Entrées issues d'un jeu de données

::::::

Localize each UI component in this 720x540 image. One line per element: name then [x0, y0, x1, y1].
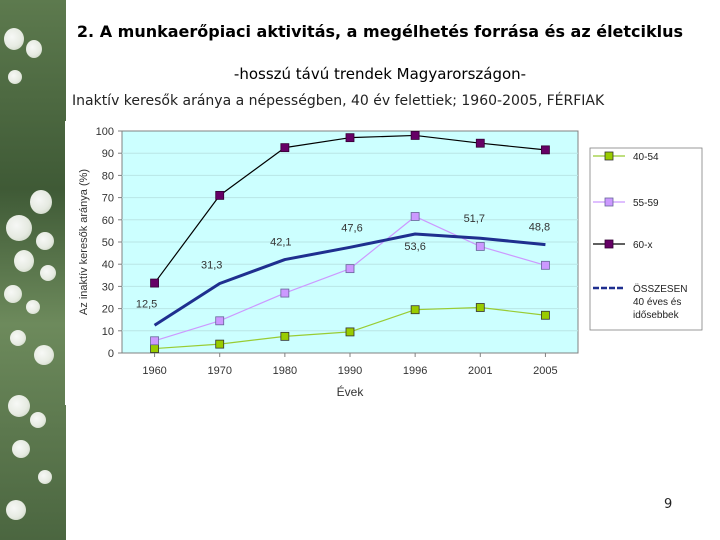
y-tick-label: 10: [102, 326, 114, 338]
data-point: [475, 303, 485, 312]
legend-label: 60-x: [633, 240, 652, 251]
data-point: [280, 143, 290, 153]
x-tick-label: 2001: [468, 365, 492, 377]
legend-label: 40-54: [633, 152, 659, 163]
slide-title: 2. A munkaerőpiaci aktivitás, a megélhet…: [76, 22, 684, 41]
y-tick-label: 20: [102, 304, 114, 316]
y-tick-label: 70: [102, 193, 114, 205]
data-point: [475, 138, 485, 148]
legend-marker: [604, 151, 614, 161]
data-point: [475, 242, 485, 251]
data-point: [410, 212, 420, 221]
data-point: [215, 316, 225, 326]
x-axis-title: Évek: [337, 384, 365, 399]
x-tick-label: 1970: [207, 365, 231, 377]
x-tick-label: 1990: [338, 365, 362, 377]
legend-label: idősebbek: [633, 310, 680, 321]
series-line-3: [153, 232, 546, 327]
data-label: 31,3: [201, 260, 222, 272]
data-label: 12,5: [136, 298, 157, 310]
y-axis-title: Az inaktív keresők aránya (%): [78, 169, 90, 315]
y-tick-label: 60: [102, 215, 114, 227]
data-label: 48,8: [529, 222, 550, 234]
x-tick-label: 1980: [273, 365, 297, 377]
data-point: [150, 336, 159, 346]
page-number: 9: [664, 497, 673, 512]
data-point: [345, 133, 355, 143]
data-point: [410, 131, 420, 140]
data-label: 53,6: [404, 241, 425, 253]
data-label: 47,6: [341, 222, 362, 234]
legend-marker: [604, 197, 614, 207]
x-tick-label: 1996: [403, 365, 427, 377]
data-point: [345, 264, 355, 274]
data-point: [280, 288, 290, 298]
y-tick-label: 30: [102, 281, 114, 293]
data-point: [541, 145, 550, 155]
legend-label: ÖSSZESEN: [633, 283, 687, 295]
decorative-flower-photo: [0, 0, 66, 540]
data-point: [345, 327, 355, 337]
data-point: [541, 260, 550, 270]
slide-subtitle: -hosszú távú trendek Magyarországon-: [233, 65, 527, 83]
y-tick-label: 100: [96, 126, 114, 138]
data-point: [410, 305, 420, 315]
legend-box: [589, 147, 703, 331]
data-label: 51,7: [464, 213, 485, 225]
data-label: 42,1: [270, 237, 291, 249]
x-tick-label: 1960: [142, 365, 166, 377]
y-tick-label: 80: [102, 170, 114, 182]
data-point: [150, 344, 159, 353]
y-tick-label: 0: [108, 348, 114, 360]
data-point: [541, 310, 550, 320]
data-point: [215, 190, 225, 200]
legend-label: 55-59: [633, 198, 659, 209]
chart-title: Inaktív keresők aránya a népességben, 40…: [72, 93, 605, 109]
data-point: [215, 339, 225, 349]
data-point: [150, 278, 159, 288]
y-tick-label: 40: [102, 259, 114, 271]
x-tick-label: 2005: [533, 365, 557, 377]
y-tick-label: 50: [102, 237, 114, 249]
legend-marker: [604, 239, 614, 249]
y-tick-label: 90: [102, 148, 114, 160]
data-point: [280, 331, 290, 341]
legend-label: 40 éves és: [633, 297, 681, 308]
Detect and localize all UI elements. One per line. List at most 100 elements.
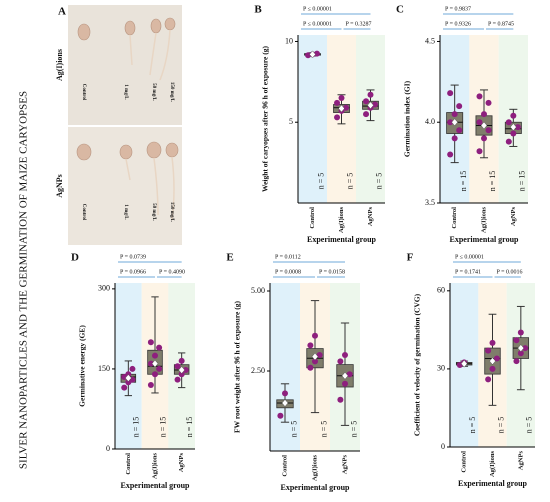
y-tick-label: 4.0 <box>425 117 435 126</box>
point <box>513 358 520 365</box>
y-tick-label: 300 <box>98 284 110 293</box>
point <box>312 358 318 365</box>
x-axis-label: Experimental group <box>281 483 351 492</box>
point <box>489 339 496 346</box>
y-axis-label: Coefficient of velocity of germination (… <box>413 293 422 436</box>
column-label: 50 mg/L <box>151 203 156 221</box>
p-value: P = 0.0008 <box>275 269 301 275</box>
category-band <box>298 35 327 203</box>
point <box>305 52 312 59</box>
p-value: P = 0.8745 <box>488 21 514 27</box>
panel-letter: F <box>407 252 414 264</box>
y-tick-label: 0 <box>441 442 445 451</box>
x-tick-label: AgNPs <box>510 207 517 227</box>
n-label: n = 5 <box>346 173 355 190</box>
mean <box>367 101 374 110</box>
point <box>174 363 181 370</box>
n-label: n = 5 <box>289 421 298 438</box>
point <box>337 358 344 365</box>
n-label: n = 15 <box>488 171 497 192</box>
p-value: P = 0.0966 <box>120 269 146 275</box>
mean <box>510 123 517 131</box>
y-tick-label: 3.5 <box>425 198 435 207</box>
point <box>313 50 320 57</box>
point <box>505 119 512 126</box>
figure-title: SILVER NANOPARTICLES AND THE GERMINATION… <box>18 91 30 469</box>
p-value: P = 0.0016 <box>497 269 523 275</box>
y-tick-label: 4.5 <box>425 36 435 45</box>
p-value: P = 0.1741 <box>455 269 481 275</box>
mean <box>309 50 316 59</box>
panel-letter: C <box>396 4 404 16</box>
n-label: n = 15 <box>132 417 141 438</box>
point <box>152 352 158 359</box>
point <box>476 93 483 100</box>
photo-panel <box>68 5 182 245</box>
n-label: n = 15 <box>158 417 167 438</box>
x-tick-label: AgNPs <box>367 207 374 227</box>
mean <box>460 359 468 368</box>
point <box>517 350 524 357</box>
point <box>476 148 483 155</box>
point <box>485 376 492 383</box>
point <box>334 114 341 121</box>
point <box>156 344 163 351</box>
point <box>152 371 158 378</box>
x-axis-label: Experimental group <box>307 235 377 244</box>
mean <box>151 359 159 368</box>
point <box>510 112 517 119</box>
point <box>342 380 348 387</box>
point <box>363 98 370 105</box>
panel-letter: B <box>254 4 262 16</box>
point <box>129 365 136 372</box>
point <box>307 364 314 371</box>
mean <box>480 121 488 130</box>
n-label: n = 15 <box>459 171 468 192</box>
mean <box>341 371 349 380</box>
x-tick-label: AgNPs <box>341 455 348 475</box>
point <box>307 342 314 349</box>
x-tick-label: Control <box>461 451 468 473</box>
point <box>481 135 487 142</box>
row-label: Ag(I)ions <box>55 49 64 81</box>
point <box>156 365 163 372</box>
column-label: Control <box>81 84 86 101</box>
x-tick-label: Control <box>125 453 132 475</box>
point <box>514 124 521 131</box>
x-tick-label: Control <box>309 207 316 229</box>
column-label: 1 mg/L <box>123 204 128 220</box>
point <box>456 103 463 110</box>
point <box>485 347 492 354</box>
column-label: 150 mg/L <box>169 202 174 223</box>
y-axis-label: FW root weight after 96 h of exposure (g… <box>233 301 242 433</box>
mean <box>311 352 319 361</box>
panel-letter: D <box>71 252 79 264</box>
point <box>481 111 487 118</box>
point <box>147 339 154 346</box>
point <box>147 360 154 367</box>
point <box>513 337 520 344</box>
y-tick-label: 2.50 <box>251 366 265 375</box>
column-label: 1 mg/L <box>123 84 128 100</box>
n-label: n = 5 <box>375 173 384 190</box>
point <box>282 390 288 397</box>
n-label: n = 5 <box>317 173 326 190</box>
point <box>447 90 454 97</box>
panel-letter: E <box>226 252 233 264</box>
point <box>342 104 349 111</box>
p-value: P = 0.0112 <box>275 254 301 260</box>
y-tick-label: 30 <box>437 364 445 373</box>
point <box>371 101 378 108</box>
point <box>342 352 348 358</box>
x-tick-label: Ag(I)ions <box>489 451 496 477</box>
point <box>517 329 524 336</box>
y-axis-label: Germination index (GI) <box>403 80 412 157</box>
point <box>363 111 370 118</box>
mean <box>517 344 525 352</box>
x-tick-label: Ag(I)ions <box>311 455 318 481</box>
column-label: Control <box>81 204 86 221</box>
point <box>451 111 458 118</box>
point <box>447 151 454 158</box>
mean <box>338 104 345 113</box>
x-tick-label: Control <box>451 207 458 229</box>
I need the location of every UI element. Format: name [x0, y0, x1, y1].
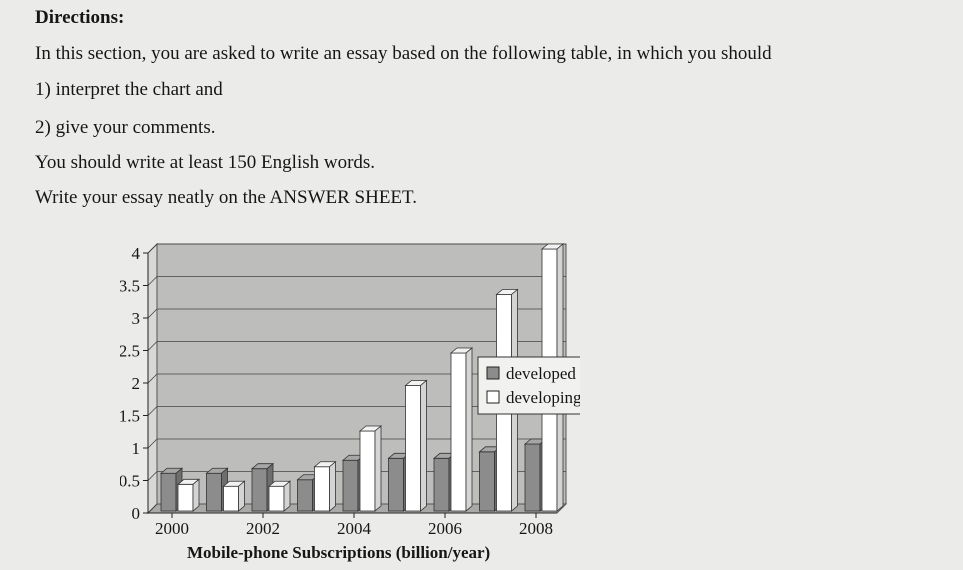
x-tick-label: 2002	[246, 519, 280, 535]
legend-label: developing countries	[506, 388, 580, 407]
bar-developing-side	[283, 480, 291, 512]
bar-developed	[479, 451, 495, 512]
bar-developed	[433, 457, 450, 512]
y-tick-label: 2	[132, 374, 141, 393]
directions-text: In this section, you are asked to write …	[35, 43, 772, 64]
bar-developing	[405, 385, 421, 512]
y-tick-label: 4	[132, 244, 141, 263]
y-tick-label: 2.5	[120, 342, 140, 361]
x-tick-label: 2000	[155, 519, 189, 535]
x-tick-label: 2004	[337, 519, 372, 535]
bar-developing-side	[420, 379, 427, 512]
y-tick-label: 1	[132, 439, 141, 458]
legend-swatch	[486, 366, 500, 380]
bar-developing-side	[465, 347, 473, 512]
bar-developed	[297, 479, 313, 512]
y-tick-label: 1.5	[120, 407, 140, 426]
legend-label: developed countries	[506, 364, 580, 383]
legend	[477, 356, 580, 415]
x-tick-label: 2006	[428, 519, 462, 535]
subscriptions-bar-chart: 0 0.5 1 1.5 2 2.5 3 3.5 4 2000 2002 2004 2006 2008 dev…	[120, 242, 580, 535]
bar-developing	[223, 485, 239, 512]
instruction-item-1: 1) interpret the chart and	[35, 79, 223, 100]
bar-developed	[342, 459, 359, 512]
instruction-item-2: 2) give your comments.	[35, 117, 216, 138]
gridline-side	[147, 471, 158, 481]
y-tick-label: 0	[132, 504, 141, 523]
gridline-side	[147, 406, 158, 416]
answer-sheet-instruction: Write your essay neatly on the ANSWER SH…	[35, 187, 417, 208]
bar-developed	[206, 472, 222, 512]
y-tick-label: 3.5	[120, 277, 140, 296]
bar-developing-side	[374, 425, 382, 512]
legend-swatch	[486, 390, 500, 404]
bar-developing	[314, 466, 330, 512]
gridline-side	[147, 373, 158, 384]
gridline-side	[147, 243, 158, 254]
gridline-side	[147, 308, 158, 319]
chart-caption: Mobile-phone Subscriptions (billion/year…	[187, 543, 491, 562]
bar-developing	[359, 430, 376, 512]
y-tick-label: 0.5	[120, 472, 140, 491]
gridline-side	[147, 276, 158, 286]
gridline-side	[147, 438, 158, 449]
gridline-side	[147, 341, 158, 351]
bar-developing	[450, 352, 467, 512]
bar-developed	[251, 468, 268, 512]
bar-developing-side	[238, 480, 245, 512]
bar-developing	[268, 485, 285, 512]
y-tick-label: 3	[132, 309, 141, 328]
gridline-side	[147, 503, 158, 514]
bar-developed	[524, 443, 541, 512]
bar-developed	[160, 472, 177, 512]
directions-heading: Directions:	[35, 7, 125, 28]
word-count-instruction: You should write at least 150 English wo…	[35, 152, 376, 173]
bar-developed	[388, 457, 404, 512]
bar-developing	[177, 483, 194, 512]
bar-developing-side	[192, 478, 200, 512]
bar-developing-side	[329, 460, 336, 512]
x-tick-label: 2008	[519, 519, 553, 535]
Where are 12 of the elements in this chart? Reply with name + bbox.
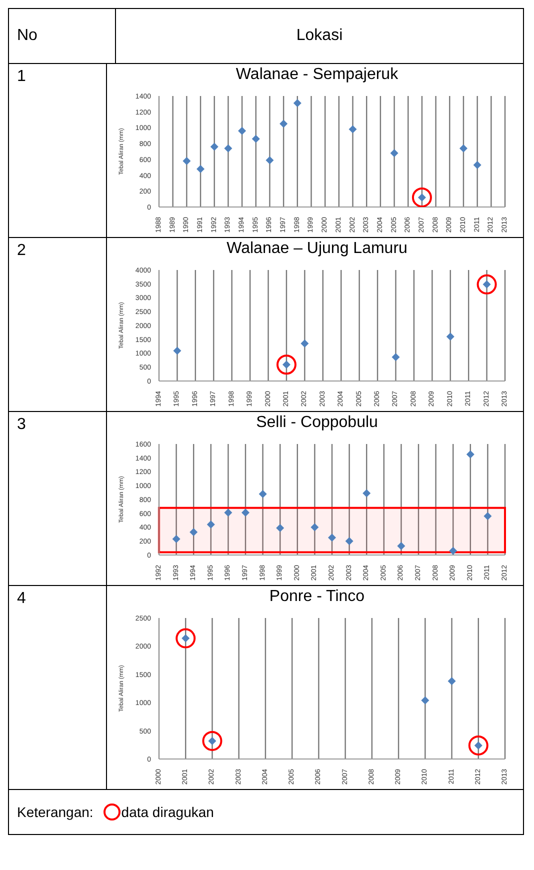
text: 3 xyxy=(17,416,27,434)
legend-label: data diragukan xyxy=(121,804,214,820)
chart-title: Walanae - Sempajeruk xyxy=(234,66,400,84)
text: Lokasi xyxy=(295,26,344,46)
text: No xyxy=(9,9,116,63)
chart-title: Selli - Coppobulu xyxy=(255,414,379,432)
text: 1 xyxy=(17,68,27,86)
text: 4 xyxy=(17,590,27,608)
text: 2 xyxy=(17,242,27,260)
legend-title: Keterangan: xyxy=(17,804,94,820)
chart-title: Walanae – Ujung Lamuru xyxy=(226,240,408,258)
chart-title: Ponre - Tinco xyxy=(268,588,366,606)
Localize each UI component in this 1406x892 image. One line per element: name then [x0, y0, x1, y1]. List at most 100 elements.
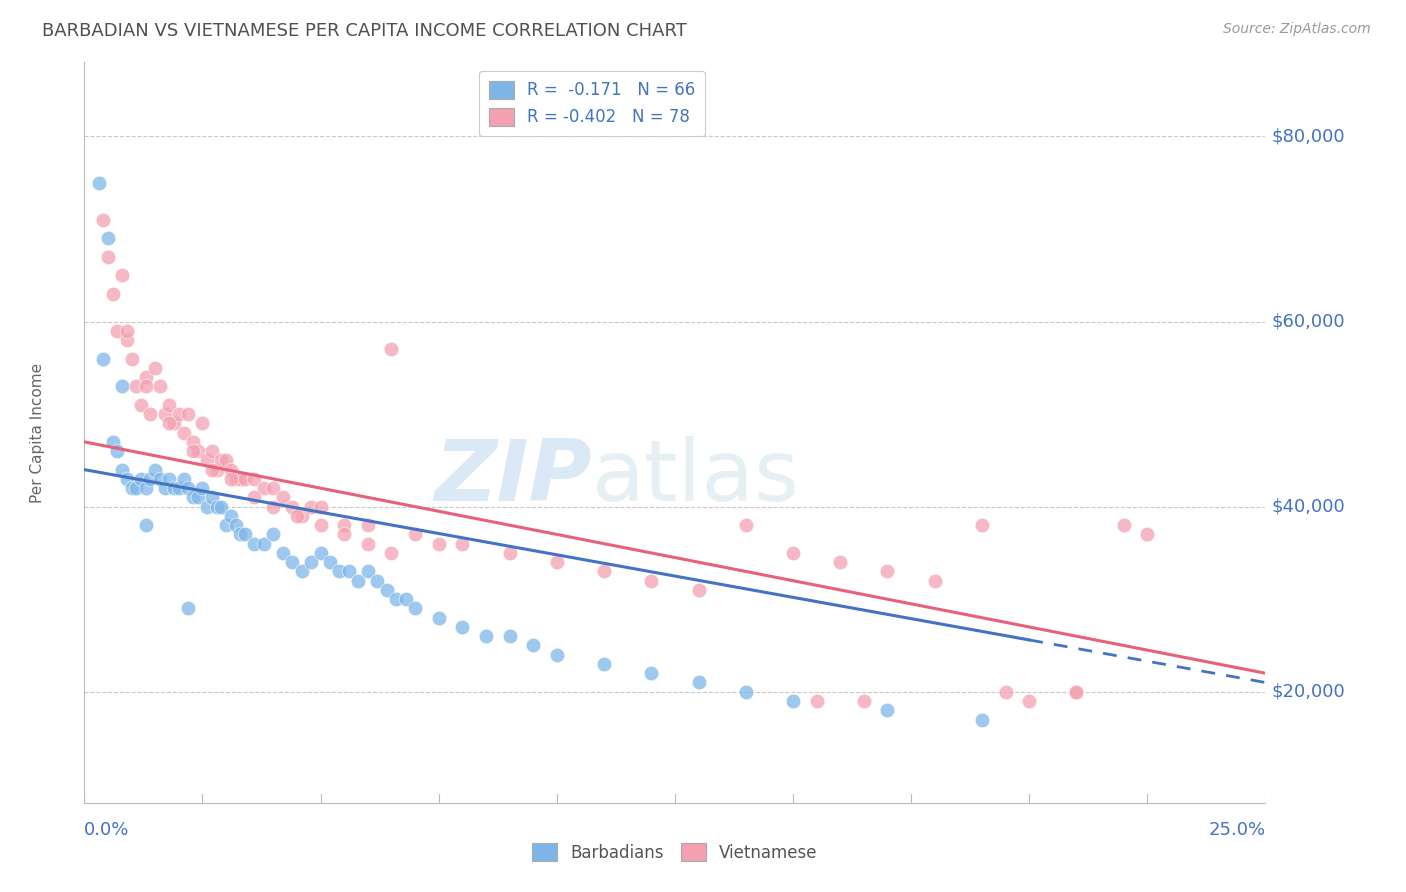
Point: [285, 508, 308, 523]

::::::

ÉNONCÉ
Reproduisez sans aucune modification les lignes des entrées qui vont de celle contenant « y-tick-label: 4.0 <box>425 117 435 126</box> » jusqu'à celle contenant « point <box>152 371 158 378</box> », ces deux lignes comprises.

RÉSULTAT OBTENU
y-tick-label: 4.0 <box>425 117 435 126</box>
point <box>513 358 520 365</box>
y-tick-label: 300 <box>98 284 110 293</box>
point <box>312 358 318 365</box>
x-axis-label: Experimental group <box>281 483 351 492</box>
point <box>489 339 496 346</box>
y-axis-label: Coefficient of velocity of germination (… <box>413 293 422 436</box>
column-label: 50 mg/L <box>151 203 156 221</box>
p-value: P = 0.0008 <box>275 269 301 275</box>
category-band <box>298 35 327 203</box>
point <box>305 52 312 59</box>
p-value: P = 0.8745 <box>488 21 514 27</box>
panel-letter: F <box>407 252 414 264</box>
y-tick-label: 0 <box>441 442 445 451</box>
x-tick-label: AgNPs <box>510 207 517 227</box>
n-label: n = 5 <box>346 173 355 190</box>
mean <box>367 101 374 110</box>
point <box>174 363 181 370</box>
n-label: n = 5 <box>289 421 298 438</box>
point <box>337 358 344 365</box>
n-label: n = 15 <box>488 171 497 192</box>
p-value: P = 0.0966 <box>120 269 146 275</box>
mean <box>510 123 517 131</box>
y-tick-label: 3.5 <box>425 198 435 207</box>
point <box>313 50 320 57</box>
point <box>505 119 512 126</box>
figure-title: SILVER NANOPARTICLES AND THE GERMINATION… <box>18 91 30 469</box>
p-value: P = 0.0016 <box>497 269 523 275</box>
y-tick-label: 4.5 <box>425 36 435 45</box>
p-value: P = 0.1741 <box>455 269 481 275</box>
mean <box>309 50 316 59</box>
panel-letter: C <box>396 4 404 16</box>
n-label: n = 15 <box>132 417 141 438</box>
point <box>152 352 158 359</box>
point <box>476 93 483 100</box>
photo-panel <box>68 5 182 245</box>
n-label: n = 15 <box>158 417 167 438</box>
x-tick-label: AgNPs <box>367 207 374 227</box>
mean <box>460 359 468 368</box>
point <box>517 350 524 357</box>
point <box>476 148 483 155</box>
point <box>485 376 492 383</box>
point <box>334 114 341 121</box>
point <box>156 344 163 351</box>
point <box>152 371 158 378</box>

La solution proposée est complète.